## Rows from a figure dataset

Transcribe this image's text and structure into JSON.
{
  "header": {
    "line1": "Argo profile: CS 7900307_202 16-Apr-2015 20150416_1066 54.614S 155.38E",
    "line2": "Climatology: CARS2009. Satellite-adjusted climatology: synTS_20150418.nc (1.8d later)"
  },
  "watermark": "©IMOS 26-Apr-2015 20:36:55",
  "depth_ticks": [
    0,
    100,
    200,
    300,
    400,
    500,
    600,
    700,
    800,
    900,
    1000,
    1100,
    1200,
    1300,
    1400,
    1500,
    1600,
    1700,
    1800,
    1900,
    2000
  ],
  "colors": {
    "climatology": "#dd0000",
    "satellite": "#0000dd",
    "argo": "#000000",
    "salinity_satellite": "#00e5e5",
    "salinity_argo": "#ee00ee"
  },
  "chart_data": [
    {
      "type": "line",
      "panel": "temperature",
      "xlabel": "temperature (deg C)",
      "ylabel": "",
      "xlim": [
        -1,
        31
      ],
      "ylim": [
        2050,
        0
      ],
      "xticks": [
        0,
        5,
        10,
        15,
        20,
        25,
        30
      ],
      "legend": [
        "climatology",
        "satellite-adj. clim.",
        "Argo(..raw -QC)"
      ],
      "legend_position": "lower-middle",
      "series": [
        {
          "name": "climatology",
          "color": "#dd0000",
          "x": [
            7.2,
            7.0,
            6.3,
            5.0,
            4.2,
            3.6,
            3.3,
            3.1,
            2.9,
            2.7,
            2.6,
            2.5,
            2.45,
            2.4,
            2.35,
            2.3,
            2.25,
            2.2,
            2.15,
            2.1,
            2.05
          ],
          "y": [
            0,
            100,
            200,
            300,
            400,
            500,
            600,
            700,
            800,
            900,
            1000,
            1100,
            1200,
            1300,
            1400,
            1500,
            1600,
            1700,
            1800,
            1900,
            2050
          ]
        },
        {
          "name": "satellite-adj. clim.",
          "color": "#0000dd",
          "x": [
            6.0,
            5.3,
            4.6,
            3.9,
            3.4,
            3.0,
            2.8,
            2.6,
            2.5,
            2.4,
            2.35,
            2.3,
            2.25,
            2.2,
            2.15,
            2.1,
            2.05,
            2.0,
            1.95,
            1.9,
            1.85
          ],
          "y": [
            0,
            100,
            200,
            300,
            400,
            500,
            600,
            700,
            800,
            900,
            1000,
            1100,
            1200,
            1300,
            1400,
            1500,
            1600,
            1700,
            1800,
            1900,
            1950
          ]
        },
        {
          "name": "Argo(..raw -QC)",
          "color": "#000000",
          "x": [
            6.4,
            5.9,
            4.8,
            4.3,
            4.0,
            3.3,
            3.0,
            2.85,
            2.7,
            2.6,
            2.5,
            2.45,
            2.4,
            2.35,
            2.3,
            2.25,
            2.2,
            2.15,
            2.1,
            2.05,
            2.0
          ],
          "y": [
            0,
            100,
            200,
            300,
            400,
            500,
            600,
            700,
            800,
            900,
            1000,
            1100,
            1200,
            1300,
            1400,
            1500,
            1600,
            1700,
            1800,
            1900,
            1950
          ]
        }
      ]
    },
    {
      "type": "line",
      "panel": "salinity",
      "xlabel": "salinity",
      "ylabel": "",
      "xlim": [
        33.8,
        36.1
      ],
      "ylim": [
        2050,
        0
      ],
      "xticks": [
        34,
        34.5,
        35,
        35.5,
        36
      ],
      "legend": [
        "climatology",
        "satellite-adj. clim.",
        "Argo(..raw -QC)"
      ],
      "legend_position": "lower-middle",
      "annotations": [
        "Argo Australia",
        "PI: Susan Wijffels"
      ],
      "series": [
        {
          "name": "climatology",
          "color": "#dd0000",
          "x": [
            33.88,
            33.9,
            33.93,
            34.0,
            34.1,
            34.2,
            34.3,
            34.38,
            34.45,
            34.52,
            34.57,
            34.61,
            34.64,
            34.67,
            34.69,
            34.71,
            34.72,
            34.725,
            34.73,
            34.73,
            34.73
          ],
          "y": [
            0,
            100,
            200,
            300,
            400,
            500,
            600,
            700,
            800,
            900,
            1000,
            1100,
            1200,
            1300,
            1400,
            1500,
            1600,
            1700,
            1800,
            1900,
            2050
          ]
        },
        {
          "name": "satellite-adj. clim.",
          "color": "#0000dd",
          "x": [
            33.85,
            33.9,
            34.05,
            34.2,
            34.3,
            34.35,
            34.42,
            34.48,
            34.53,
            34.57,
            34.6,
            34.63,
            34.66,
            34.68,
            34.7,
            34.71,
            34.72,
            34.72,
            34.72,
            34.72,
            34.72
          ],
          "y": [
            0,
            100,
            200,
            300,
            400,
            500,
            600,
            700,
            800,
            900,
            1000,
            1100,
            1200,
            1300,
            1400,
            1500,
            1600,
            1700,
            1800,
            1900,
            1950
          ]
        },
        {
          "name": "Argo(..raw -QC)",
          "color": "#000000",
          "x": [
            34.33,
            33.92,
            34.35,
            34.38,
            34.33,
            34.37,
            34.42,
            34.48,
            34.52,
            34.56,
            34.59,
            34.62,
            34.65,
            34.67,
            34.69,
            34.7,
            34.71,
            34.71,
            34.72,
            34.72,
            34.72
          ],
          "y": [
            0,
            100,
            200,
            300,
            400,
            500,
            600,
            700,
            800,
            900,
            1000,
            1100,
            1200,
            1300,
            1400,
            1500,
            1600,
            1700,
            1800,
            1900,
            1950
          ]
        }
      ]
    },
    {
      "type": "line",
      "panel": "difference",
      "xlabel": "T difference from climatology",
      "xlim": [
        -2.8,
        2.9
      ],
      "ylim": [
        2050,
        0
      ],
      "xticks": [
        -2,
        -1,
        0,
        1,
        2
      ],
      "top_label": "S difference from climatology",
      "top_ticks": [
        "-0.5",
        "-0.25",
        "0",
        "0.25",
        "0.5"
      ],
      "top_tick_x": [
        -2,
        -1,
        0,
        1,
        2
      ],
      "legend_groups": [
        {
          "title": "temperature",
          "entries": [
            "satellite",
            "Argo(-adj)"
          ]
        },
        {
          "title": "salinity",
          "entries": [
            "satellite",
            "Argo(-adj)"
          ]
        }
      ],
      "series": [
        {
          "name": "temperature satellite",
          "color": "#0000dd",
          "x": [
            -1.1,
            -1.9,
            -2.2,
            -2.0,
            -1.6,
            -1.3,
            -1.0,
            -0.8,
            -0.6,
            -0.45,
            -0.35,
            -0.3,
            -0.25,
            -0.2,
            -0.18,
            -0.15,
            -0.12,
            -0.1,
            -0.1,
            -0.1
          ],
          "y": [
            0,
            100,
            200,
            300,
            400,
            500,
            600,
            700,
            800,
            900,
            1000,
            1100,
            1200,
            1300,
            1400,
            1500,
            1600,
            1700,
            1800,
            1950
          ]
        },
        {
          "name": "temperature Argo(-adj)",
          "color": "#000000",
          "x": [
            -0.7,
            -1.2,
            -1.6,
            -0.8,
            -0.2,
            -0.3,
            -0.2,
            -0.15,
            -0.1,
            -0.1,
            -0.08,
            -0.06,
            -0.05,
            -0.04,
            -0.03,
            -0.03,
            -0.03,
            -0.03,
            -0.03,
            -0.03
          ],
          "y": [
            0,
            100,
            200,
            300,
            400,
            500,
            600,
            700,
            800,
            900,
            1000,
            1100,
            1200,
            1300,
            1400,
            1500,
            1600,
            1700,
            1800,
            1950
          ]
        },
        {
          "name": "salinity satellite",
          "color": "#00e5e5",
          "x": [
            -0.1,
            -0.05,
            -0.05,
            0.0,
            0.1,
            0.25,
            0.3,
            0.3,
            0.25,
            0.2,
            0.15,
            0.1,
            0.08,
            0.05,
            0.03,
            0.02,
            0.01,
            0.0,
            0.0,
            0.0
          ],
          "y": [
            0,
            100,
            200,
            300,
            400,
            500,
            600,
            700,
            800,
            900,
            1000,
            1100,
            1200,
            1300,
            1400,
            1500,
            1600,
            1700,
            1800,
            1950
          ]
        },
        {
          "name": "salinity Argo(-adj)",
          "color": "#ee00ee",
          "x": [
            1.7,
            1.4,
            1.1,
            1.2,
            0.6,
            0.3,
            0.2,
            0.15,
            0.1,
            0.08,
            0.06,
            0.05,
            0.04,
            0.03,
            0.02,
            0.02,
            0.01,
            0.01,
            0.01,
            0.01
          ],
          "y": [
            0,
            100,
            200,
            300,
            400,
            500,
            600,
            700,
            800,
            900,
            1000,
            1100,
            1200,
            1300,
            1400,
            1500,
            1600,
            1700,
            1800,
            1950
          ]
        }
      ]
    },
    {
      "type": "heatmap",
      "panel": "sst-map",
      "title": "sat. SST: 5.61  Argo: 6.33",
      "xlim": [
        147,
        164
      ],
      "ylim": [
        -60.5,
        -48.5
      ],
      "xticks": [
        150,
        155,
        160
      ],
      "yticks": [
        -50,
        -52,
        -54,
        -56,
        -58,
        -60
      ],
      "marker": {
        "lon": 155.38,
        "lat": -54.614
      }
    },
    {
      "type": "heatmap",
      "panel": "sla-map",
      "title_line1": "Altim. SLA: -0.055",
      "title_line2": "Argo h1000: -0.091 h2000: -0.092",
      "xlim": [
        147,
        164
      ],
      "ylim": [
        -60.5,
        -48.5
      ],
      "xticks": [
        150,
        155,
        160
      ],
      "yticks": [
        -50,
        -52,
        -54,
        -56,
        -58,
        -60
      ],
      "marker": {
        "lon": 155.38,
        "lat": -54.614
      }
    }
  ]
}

## WHAT YOU NEED TO DO
Reply with the number of lines in the material above that contain "difference", and nothing more.

## FULL OUTPUT
3